Source records:

════════

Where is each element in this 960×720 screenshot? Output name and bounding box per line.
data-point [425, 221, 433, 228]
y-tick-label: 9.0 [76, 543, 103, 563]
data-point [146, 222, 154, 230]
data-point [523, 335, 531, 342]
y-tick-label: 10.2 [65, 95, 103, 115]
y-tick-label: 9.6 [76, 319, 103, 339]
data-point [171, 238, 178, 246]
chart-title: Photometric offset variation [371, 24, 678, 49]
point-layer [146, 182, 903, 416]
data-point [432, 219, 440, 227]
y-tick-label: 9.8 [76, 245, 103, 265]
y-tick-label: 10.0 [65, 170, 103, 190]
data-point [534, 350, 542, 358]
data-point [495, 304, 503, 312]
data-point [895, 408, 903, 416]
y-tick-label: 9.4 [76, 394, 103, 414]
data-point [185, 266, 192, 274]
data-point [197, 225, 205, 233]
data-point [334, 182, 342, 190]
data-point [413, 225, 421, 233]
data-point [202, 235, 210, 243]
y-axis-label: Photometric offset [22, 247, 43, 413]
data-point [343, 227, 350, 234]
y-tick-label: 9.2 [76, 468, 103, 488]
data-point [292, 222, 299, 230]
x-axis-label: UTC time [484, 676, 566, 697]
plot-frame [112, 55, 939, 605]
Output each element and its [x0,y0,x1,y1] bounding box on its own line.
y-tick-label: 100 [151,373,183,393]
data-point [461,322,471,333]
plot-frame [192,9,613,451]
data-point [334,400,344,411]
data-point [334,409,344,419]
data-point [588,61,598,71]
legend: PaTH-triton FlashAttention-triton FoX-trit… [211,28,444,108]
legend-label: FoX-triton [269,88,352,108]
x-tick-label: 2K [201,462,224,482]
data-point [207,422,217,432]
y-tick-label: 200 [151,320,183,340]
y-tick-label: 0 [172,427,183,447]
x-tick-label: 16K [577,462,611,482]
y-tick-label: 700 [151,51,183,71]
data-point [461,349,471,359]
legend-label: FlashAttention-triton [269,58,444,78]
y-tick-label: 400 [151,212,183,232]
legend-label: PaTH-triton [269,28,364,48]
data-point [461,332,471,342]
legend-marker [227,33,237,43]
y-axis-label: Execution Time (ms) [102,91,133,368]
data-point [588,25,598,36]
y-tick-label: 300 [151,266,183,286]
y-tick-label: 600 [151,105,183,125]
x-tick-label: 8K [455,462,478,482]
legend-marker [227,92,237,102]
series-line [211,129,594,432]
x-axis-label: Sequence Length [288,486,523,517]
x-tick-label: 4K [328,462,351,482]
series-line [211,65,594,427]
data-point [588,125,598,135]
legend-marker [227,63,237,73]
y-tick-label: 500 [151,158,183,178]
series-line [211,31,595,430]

════════

Edit the listing above so that every instance of "data-point" reads "data-marker", leaving all other text unchanged.

Where is each element in this 960×720 screenshot? Output name and bounding box per line.
data-marker [425, 221, 433, 228]
y-tick-label: 9.0 [76, 543, 103, 563]
data-marker [146, 222, 154, 230]
data-marker [523, 335, 531, 342]
y-tick-label: 10.2 [65, 95, 103, 115]
y-tick-label: 9.6 [76, 319, 103, 339]
data-marker [171, 238, 178, 246]
chart-title: Photometric offset variation [371, 24, 678, 49]
point-layer [146, 182, 903, 416]
data-marker [432, 219, 440, 227]
y-tick-label: 9.8 [76, 245, 103, 265]
y-tick-label: 10.0 [65, 170, 103, 190]
data-marker [534, 350, 542, 358]
data-marker [495, 304, 503, 312]
data-marker [895, 408, 903, 416]
y-tick-label: 9.4 [76, 394, 103, 414]
data-marker [185, 266, 192, 274]
data-marker [197, 225, 205, 233]
data-marker [334, 182, 342, 190]
data-marker [413, 225, 421, 233]
data-marker [202, 235, 210, 243]
y-axis-label: Photometric offset [22, 247, 43, 413]
data-marker [343, 227, 350, 234]
y-tick-label: 9.2 [76, 468, 103, 488]
data-marker [292, 222, 299, 230]
x-axis-label: UTC time [484, 676, 566, 697]
plot-frame [112, 55, 939, 605]
Output each element and its [x0,y0,x1,y1] bounding box on its own line.
y-tick-label: 100 [151,373,183,393]
data-marker [461,322,471,333]
plot-frame [192,9,613,451]
data-marker [334,400,344,411]
data-marker [334,409,344,419]
data-marker [588,61,598,71]
legend: PaTH-triton FlashAttention-triton FoX-trit… [211,28,444,108]
legend-label: FoX-triton [269,88,352,108]
x-tick-label: 2K [201,462,224,482]
data-marker [207,422,217,432]
y-tick-label: 200 [151,320,183,340]
y-tick-label: 0 [172,427,183,447]
x-tick-label: 16K [577,462,611,482]
y-tick-label: 700 [151,51,183,71]
data-marker [461,349,471,359]
legend-label: FlashAttention-triton [269,58,444,78]
y-tick-label: 400 [151,212,183,232]
legend-label: PaTH-triton [269,28,364,48]
data-marker [461,332,471,342]
legend-marker [227,33,237,43]
y-axis-label: Execution Time (ms) [102,91,133,368]
data-marker [588,25,598,36]
y-tick-label: 300 [151,266,183,286]
y-tick-label: 600 [151,105,183,125]
x-tick-label: 8K [455,462,478,482]
legend-marker [227,92,237,102]
series-line [211,129,594,432]
x-axis-label: Sequence Length [288,486,523,517]
x-tick-label: 4K [328,462,351,482]
series-line [211,65,594,427]
data-marker [588,125,598,135]
legend-marker [227,63,237,73]
y-tick-label: 500 [151,158,183,178]
series-line [211,31,595,430]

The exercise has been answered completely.